Dataset records:
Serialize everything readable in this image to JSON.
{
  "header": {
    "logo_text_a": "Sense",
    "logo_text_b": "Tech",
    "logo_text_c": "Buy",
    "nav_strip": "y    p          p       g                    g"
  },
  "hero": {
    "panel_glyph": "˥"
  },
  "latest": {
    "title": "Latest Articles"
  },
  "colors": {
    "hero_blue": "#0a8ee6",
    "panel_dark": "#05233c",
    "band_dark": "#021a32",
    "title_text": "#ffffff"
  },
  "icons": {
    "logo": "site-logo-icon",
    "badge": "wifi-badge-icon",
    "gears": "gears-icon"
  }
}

**Task to complete:** Once more, set down the full listing, verbatim.

**The solution:**
Serialize everything readable in this image to JSON.
{
  "header": {
    "logo_text_a": "Sense",
    "logo_text_b": "Tech",
    "logo_text_c": "Buy",
    "nav_strip": "y    p          p       g                    g"
  },
  "hero": {
    "panel_glyph": "˥"
  },
  "latest": {
    "title": "Latest Articles"
  },
  "colors": {
    "hero_blue": "#0a8ee6",
    "panel_dark": "#05233c",
    "band_dark": "#021a32",
    "title_text": "#ffffff"
  },
  "icons": {
    "logo": "site-logo-icon",
    "badge": "wifi-badge-icon",
    "gears": "gears-icon"
  }
}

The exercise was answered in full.